Given exercise 1: In the news excerpt on the Republican resolution about Charlottesville, why did Democrats say the resolution's wording echoed Mr Trump's evasive language? Answer in one to three sentences.

Reading text:

It came after Mr Trump failed to condemn white supremacists in his initial response to the violence in Charlottesville, which left one woman dead.

The US leader was criticised after he blamed the violence on "many sides".

After a backlash against his initial comments, Mr Trump issued a statement denouncing racism as evil, only to revert back to defending the far-right protesters at the Virginia rally and blame the violence equally on what he called the “alt-left”.

While the Republican National Committee (RNC) resolution denouncing hate groups was unanimously approved, some members complained it was unnecessary.

“It's amazing that we have been lured into this argument that we're not racists. It's absurd,” said Colorado Republican Chairman Jeff Hays. “Why would we feel compelled to do that?”

Virginia committeeman Morton Blackwell told The Atlantic the measure was only needed because of a response being “pushed vigorously” by the press.

He added: “I was concerned about [the resolution] because I did not want it to appear that in attacking the white supremacists that we were somehow approving the violence that was generated by people on the left."

But some RNC leaders, concerned about the party's image in light of the Presidents latest statements, were vocal in their support of the measure

“Every day, I wake up proud that we're the party of Lincoln,” Chairwoman Ronna Romney McDaniel told the committee. “Condemning violence is not a Republican or Democratic issue. It is an American issue.”

The resolution says the Republican Party is “unified in revulsion at the abhorrent white supremacists demonstration in Charlottesville.”

But Democrats claimed the wording of the resolution echoed Mr Trump’s evasive language because it denounced both white supremacists “and counterprotesters engaged in acts of violence”.

[Annotated element listings]
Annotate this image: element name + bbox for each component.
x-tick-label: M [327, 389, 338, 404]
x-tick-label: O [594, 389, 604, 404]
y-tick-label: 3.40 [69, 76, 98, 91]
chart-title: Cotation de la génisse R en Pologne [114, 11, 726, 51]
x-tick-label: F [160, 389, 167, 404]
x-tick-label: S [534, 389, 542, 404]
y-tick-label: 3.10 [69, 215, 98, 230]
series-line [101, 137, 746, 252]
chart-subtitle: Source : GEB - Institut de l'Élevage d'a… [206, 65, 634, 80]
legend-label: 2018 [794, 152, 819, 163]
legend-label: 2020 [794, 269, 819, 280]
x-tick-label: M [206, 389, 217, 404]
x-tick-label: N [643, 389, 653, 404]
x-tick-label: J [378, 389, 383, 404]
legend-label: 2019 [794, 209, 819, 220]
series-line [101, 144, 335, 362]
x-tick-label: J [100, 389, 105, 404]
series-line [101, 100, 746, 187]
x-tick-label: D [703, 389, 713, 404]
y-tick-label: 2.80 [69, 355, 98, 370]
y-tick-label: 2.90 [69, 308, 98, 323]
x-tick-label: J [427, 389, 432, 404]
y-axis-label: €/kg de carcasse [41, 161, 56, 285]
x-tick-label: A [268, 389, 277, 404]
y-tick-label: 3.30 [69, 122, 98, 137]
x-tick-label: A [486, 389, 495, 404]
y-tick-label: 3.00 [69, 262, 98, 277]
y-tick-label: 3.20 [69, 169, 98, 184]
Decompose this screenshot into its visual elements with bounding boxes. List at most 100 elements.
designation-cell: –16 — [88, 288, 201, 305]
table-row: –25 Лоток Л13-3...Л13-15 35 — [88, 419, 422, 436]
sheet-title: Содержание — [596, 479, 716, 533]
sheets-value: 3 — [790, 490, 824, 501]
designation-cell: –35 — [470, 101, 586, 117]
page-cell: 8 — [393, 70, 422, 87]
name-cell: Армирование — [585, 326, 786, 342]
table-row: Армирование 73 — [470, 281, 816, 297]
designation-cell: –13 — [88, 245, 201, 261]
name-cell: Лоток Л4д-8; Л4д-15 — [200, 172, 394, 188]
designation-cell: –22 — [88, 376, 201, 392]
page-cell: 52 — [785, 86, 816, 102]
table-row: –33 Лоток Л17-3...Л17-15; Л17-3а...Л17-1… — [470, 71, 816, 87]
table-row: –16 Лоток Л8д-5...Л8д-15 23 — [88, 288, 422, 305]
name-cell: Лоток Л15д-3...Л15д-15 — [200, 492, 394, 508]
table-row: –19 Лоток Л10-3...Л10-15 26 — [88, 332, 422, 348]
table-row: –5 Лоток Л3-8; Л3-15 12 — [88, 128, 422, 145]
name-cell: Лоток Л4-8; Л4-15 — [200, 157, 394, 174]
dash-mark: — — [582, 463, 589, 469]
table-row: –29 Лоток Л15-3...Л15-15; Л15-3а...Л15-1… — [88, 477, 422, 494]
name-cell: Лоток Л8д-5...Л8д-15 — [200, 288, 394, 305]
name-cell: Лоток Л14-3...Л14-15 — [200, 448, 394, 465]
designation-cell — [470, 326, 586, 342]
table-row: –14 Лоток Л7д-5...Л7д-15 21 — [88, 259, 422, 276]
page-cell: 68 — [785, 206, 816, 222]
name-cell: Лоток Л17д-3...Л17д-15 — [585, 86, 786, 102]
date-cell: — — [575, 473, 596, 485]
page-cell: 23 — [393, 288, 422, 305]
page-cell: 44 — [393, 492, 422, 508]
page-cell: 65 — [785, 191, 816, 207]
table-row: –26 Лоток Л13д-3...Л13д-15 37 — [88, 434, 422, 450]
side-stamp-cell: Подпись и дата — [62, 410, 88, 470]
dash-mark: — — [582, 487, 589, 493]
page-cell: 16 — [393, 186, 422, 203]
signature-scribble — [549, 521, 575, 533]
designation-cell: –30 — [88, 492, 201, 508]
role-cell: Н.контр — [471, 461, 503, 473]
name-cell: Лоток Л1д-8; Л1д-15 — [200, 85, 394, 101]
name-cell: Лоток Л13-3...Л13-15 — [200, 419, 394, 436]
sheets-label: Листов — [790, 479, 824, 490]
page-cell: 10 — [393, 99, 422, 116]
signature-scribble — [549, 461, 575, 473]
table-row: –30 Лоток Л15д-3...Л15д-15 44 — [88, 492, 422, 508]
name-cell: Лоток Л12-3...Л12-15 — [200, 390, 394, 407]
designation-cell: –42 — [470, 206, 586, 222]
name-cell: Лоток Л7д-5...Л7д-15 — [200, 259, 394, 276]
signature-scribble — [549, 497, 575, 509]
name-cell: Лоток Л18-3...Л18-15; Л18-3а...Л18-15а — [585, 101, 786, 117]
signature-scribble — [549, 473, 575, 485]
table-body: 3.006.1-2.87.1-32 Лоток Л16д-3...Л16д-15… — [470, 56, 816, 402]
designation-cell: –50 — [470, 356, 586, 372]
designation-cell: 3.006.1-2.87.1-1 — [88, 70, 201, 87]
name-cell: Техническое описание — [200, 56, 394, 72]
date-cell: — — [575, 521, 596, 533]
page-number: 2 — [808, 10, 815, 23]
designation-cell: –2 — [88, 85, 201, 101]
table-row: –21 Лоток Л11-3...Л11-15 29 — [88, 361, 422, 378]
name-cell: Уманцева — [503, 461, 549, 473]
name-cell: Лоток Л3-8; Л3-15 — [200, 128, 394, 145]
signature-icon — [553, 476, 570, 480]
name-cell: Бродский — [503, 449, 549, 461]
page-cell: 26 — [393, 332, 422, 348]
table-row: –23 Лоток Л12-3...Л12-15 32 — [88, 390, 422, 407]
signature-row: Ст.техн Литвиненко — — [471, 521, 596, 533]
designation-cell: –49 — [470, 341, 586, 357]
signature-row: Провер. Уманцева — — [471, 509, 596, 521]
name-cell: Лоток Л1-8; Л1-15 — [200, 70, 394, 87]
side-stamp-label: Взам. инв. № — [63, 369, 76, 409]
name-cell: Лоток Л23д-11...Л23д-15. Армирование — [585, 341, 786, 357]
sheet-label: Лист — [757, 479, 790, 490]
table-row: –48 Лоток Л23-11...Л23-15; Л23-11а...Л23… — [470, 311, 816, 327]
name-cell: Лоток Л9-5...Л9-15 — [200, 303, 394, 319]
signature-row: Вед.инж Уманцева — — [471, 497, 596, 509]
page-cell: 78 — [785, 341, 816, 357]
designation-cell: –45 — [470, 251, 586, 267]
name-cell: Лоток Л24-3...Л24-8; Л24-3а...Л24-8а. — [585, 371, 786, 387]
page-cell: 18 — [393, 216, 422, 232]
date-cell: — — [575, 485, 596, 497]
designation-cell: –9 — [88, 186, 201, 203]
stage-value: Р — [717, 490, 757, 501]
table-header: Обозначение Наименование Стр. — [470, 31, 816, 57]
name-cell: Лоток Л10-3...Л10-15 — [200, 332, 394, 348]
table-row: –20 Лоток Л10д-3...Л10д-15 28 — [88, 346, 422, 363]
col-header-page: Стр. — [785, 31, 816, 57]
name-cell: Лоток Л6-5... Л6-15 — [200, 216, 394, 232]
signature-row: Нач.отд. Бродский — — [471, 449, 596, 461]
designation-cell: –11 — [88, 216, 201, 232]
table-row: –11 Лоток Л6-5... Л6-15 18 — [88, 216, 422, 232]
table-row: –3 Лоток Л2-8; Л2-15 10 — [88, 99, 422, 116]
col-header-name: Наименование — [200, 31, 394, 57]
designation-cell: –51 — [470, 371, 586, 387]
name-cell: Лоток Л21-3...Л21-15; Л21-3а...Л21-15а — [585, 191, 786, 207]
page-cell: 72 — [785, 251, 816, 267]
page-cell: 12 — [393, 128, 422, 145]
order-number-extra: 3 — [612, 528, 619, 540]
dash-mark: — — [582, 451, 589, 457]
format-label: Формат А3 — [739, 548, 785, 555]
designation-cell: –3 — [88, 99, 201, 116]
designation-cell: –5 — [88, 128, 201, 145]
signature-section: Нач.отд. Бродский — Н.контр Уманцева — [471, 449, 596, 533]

Given exercise 2: Put the rows, from the first row up to and including the line that contains "dash-mark: — — [582, 463, 589, 469]", into a JSON list of strings with one string per line and blank lines left out.

Worked solution 1: Democrats said this because the resolution denounced not only white supremacists but also "counterprotesters engaged in acts of violence." That wording echoed Mr Trump's language.

Worked solution 2:
[
  "Annotate this image: element name + bbox for each component.",
  "x-tick-label: M [327, 389, 338, 404]",
  "x-tick-label: O [594, 389, 604, 404]",
  "y-tick-label: 3.40 [69, 76, 98, 91]",
  "chart-title: Cotation de la génisse R en Pologne [114, 11, 726, 51]",
  "x-tick-label: F [160, 389, 167, 404]",
  "x-tick-label: S [534, 389, 542, 404]",
  "y-tick-label: 3.10 [69, 215, 98, 230]",
  "series-line [101, 137, 746, 252]",
  "chart-subtitle: Source : GEB - Institut de l'Élevage d'a… [206, 65, 634, 80]",
  "legend-label: 2018 [794, 152, 819, 163]",
  "legend-label: 2020 [794, 269, 819, 280]",
  "x-tick-label: M [206, 389, 217, 404]",
  "x-tick-label: N [643, 389, 653, 404]",
  "x-tick-label: J [378, 389, 383, 404]",
  "legend-label: 2019 [794, 209, 819, 220]",
  "series-line [101, 144, 335, 362]",
  "x-tick-label: J [100, 389, 105, 404]",
  "series-line [101, 100, 746, 187]",
  "x-tick-label: D [703, 389, 713, 404]",
  "y-tick-label: 2.80 [69, 355, 98, 370]",
  "y-tick-label: 2.90 [69, 308, 98, 323]",
  "x-tick-label: J [427, 389, 432, 404]",
  "y-axis-label: €/kg de carcasse [41, 161, 56, 285]",
  "x-tick-label: A [268, 389, 277, 404]",
  "y-tick-label: 3.30 [69, 122, 98, 137]",
  "x-tick-label: A [486, 389, 495, 404]",
  "y-tick-label: 3.00 [69, 262, 98, 277]",
  "y-tick-label: 3.20 [69, 169, 98, 184]",
  "Decompose this screenshot into its visual elements with bounding boxes. List at most 100 elements.",
  "designation-cell: –16 — [88, 288, 201, 305]",
  "table-row: –25 Лоток Л13-3...Л13-15 35 — [88, 419, 422, 436]",
  "sheet-title: Содержание — [596, 479, 716, 533]",
  "sheets-value: 3 — [790, 490, 824, 501]",
  "designation-cell: –35 — [470, 101, 586, 117]",
  "page-cell: 8 — [393, 70, 422, 87]",
  "name-cell: Армирование — [585, 326, 786, 342]",
  "table-row: Армирование 73 — [470, 281, 816, 297]",
  "designation-cell: –13 — [88, 245, 201, 261]",
  "name-cell: Лоток Л4д-8; Л4д-15 — [200, 172, 394, 188]",
  "designation-cell: –22 — [88, 376, 201, 392]",
  "page-cell: 52 — [785, 86, 816, 102]",
  "table-row: –33 Лоток Л17-3...Л17-15; Л17-3а...Л17-1… — [470, 71, 816, 87]",
  "table-row: –16 Лоток Л8д-5...Л8д-15 23 — [88, 288, 422, 305]",
  "name-cell: Лоток Л15д-3...Л15д-15 — [200, 492, 394, 508]",
  "table-row: –19 Лоток Л10-3...Л10-15 26 — [88, 332, 422, 348]",
  "table-row: –5 Лоток Л3-8; Л3-15 12 — [88, 128, 422, 145]",
  "name-cell: Лоток Л4-8; Л4-15 — [200, 157, 394, 174]",
  "dash-mark: — — [582, 463, 589, 469]"
]